INSTRUCTION
Would you return the complete listing below word for word?

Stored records
★ ★ ★
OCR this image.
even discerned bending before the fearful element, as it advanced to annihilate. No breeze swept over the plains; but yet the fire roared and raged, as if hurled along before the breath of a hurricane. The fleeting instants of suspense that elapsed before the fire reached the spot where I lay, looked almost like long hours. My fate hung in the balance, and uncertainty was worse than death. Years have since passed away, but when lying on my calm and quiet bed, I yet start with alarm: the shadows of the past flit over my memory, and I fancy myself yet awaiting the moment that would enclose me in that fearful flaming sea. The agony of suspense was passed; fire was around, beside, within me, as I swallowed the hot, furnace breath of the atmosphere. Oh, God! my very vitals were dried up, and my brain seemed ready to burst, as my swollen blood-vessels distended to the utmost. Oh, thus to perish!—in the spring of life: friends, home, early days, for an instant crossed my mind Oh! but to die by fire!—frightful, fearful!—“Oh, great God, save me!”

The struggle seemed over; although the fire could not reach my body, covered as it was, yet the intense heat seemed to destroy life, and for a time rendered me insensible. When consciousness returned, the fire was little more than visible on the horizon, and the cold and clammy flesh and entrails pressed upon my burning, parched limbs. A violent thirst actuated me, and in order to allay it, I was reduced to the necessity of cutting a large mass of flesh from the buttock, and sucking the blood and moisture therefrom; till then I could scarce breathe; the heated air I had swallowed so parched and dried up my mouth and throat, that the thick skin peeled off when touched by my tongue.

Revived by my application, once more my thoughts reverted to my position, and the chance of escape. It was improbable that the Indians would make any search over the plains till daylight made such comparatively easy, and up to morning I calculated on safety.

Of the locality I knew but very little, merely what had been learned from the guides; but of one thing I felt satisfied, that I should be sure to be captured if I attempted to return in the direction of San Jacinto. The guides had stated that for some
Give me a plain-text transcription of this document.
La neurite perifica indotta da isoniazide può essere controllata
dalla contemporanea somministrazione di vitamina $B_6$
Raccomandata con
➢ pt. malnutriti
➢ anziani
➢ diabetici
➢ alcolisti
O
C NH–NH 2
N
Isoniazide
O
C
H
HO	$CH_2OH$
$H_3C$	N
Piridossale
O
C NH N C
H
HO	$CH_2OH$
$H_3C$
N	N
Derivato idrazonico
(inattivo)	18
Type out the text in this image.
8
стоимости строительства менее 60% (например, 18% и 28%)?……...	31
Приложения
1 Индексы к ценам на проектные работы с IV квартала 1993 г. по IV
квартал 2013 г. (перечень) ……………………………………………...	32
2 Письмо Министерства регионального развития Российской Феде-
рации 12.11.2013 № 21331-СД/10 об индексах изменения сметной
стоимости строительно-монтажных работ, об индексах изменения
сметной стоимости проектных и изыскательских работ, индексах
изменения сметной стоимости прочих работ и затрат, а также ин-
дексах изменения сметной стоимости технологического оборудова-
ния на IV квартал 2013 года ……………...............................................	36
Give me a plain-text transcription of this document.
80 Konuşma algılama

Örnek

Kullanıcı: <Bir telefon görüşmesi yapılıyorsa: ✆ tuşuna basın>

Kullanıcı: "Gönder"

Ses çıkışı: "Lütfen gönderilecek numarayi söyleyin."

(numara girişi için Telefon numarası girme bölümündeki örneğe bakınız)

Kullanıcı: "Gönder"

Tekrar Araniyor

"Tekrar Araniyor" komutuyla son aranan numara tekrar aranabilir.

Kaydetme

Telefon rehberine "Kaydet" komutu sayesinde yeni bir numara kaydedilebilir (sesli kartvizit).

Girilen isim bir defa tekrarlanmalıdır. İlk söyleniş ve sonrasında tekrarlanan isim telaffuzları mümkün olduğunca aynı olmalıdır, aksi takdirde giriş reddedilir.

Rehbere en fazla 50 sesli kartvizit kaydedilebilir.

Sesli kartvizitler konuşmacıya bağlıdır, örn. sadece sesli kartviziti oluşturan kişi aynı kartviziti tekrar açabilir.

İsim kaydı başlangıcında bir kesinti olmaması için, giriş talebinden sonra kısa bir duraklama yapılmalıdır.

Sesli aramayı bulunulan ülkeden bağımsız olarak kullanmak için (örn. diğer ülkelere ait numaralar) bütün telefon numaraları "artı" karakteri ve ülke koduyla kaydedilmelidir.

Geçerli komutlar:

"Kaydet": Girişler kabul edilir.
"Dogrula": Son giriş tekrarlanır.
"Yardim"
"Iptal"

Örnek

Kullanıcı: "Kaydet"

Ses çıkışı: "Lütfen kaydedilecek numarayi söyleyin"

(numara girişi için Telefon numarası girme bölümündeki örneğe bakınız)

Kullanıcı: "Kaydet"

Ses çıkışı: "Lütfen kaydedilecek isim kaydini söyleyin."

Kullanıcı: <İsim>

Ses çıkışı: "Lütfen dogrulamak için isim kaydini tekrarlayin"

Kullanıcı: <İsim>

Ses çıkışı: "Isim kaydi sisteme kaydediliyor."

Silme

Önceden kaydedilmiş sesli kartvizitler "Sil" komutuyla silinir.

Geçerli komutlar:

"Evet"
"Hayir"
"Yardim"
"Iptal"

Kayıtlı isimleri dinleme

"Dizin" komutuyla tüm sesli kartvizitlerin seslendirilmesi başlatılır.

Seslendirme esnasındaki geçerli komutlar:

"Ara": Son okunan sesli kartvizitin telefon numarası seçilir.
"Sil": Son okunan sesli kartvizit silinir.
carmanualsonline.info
★ ★ ★
THE RESULT
OCR this image.
even discerned bending before the fearful element, as it advanced to annihilate. No breeze swept over the plains; but yet the fire roared and raged, as if hurled along before the breath of a hurricane. The fleeting instants of suspense that elapsed before the fire reached the spot where I lay, looked almost like long hours. My fate hung in the balance, and uncertainty was worse than death. Years have since passed away, but when lying on my calm and quiet bed, I yet start with alarm: the shadows of the past flit over my memory, and I fancy myself yet awaiting the moment that would enclose me in that fearful flaming sea. The agony of suspense was passed; fire was around, beside, within me, as I swallowed the hot, furnace breath of the atmosphere. Oh, God! my very vitals were dried up, and my brain seemed ready to burst, as my swollen blood-vessels distended to the utmost. Oh, thus to perish!—in the spring of life: friends, home, early days, for an instant crossed my mind Oh! but to die by fire!—frightful, fearful!—“Oh, great God, save me!”

The struggle seemed over; although the fire could not reach my body, covered as it was, yet the intense heat seemed to destroy life, and for a time rendered me insensible. When consciousness returned, the fire was little more than visible on the horizon, and the cold and clammy flesh and entrails pressed upon my burning, parched limbs. A violent thirst actuated me, and in order to allay it, I was reduced to the necessity of cutting a large mass of flesh from the buttock, and sucking the blood and moisture therefrom; till then I could scarce breathe; the heated air I had swallowed so parched and dried up my mouth and throat, that the thick skin peeled off when touched by my tongue.

Revived by my application, once more my thoughts reverted to my position, and the chance of escape. It was improbable that the Indians would make any search over the plains till daylight made such comparatively easy, and up to morning I calculated on safety.

Of the locality I knew but very little, merely what had been learned from the guides; but of one thing I felt satisfied, that I should be sure to be captured if I attempted to return in the direction of San Jacinto. The guides had stated that for some
Give me a plain-text transcription of this document.
La neurite perifica indotta da isoniazide può essere controllata
dalla contemporanea somministrazione di vitamina $B_6$
Raccomandata con
➢ pt. malnutriti
➢ anziani
➢ diabetici
➢ alcolisti
O
C NH–NH 2
N
Isoniazide
O
C
H
HO	$CH_2OH$
$H_3C$	N
Piridossale
O
C NH N C
H
HO	$CH_2OH$
$H_3C$
N	N
Derivato idrazonico
(inattivo)	18
Type out the text in this image.
8
стоимости строительства менее 60% (например, 18% и 28%)?……...	31
Приложения
1 Индексы к ценам на проектные работы с IV квартала 1993 г. по IV
квартал 2013 г. (перечень) ……………………………………………...	32
2 Письмо Министерства регионального развития Российской Феде-
рации 12.11.2013 № 21331-СД/10 об индексах изменения сметной
стоимости строительно-монтажных работ, об индексах изменения
сметной стоимости проектных и изыскательских работ, индексах
изменения сметной стоимости прочих работ и затрат, а также ин-
дексах изменения сметной стоимости технологического оборудова-
ния на IV квартал 2013 года ……………...............................................	36
Give me a plain-text transcription of this document.
80 Konuşma algılama

Örnek

Kullanıcı: <Bir telefon görüşmesi yapılıyorsa: ✆ tuşuna basın>

Kullanıcı: "Gönder"

Ses çıkışı: "Lütfen gönderilecek numarayi söyleyin."

(numara girişi için Telefon numarası girme bölümündeki örneğe bakınız)

Kullanıcı: "Gönder"

Tekrar Araniyor

"Tekrar Araniyor" komutuyla son aranan numara tekrar aranabilir.

Kaydetme

Telefon rehberine "Kaydet" komutu sayesinde yeni bir numara kaydedilebilir (sesli kartvizit).

Girilen isim bir defa tekrarlanmalıdır. İlk söyleniş ve sonrasında tekrarlanan isim telaffuzları mümkün olduğunca aynı olmalıdır, aksi takdirde giriş reddedilir.

Rehbere en fazla 50 sesli kartvizit kaydedilebilir.

Sesli kartvizitler konuşmacıya bağlıdır, örn. sadece sesli kartviziti oluşturan kişi aynı kartviziti tekrar açabilir.

İsim kaydı başlangıcında bir kesinti olmaması için, giriş talebinden sonra kısa bir duraklama yapılmalıdır.

Sesli aramayı bulunulan ülkeden bağımsız olarak kullanmak için (örn. diğer ülkelere ait numaralar) bütün telefon numaraları "artı" karakteri ve ülke koduyla kaydedilmelidir.

Geçerli komutlar:

"Kaydet": Girişler kabul edilir.
"Dogrula": Son giriş tekrarlanır.
"Yardim"
"Iptal"

Örnek

Kullanıcı: "Kaydet"

Ses çıkışı: "Lütfen kaydedilecek numarayi söyleyin"

(numara girişi için Telefon numarası girme bölümündeki örneğe bakınız)

Kullanıcı: "Kaydet"

Ses çıkışı: "Lütfen kaydedilecek isim kaydini söyleyin."

Kullanıcı: <İsim>

Ses çıkışı: "Lütfen dogrulamak için isim kaydini tekrarlayin"

Kullanıcı: <İsim>

Ses çıkışı: "Isim kaydi sisteme kaydediliyor."

Silme

Önceden kaydedilmiş sesli kartvizitler "Sil" komutuyla silinir.

Geçerli komutlar:

"Evet"
"Hayir"
"Yardim"
"Iptal"

Kayıtlı isimleri dinleme

"Dizin" komutuyla tüm sesli kartvizitlerin seslendirilmesi başlatılır.

Seslendirme esnasındaki geçerli komutlar:

"Ara": Son okunan sesli kartvizitin telefon numarası seçilir.
"Sil": Son okunan sesli kartvizit silinir.
carmanualsonline.info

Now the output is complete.